● **WORK TO COMPLETE**: In the entries below, find the string "Graphic" and return each line holding it.

● **DATASET**:
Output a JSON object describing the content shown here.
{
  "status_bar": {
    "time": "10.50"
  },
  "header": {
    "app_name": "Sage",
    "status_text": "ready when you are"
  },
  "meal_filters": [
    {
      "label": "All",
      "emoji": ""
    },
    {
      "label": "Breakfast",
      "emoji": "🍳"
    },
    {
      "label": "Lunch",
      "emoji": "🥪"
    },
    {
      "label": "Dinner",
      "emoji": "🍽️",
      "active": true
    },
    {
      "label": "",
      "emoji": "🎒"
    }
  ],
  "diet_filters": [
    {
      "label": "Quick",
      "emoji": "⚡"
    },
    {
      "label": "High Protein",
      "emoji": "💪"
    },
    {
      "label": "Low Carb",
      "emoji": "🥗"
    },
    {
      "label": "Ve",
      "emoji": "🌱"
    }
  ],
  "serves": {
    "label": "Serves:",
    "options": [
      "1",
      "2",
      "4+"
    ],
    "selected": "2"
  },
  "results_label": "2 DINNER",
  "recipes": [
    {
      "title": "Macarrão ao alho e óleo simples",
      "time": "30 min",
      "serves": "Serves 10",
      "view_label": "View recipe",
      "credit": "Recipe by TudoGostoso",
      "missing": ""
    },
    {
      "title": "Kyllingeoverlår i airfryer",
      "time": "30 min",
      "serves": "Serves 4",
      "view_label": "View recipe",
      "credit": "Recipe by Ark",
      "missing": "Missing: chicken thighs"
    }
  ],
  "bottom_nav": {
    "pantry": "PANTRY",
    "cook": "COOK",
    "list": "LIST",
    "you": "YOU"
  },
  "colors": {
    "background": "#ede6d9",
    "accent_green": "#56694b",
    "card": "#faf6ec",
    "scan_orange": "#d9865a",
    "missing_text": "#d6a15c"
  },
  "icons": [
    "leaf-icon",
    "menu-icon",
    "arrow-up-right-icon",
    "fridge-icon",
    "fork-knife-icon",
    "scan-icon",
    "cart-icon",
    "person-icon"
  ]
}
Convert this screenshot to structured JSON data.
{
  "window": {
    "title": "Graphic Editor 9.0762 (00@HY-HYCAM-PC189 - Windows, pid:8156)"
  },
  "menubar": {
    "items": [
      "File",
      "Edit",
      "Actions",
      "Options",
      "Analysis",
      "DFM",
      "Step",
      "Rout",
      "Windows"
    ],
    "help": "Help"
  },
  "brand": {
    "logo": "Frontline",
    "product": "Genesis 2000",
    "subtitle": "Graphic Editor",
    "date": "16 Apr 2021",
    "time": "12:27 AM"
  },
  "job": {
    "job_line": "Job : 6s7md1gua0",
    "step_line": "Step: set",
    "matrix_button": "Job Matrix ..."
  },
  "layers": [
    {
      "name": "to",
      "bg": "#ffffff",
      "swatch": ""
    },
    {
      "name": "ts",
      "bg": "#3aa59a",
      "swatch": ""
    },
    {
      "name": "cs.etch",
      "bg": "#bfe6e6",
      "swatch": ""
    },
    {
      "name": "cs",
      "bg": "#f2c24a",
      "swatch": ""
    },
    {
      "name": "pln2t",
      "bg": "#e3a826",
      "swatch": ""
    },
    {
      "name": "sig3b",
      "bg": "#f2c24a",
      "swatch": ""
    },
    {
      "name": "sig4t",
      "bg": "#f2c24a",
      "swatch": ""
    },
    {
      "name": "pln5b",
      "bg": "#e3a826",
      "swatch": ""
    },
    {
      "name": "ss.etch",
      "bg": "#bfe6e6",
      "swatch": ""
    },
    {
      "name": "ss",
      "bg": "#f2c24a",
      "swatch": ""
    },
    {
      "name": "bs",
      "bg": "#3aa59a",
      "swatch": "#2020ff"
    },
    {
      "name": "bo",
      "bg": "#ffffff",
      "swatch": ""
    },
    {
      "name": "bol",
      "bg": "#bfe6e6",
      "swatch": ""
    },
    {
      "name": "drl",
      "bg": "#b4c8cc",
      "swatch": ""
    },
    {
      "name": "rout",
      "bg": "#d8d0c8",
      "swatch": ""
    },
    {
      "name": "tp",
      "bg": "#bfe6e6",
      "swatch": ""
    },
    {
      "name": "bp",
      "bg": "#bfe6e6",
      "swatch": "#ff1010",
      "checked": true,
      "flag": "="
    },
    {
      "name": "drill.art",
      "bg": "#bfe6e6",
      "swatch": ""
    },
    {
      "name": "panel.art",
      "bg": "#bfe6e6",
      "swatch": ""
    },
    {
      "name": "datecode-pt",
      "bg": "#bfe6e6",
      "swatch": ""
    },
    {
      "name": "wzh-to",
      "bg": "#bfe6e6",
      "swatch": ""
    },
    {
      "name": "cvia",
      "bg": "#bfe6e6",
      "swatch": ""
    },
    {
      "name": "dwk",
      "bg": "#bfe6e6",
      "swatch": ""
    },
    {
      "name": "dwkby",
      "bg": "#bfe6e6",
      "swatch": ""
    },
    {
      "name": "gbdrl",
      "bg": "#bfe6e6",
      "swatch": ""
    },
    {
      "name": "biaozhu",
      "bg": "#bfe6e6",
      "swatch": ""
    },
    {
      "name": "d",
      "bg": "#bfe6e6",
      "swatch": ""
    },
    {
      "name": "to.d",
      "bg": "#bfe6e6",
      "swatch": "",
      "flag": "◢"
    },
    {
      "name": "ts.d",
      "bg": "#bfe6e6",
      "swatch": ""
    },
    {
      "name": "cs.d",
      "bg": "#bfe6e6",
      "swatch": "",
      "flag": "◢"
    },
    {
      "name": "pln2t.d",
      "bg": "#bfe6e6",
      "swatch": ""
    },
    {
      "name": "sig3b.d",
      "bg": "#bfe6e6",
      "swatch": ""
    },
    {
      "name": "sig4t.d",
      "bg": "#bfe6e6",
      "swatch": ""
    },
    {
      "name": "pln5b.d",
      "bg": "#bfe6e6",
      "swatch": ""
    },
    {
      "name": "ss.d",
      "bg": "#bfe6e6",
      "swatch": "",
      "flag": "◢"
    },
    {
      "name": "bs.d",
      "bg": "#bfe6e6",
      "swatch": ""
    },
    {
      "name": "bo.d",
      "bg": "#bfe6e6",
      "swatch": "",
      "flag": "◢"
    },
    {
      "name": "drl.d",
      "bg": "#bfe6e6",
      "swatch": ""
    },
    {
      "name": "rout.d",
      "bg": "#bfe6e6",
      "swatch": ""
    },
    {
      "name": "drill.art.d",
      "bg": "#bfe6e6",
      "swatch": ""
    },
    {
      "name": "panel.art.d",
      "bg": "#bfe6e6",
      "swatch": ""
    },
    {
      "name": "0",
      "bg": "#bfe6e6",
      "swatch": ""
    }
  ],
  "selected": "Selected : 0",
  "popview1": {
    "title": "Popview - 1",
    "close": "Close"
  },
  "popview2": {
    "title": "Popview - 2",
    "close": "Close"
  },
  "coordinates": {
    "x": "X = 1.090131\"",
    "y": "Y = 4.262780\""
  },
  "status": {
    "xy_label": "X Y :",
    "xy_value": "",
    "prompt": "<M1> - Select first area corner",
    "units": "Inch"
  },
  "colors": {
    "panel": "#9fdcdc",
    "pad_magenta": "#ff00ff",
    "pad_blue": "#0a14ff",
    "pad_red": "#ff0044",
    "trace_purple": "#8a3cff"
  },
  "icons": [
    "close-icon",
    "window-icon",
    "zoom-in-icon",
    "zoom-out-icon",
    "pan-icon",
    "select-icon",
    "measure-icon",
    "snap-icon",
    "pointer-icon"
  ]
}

● **RESPONSE TO THE EXERCISE**:
    "title": "Graphic Editor 9.0762 (00@HY-HYCAM-PC189 - Windows, pid:8156)"
    "subtitle": "Graphic Editor",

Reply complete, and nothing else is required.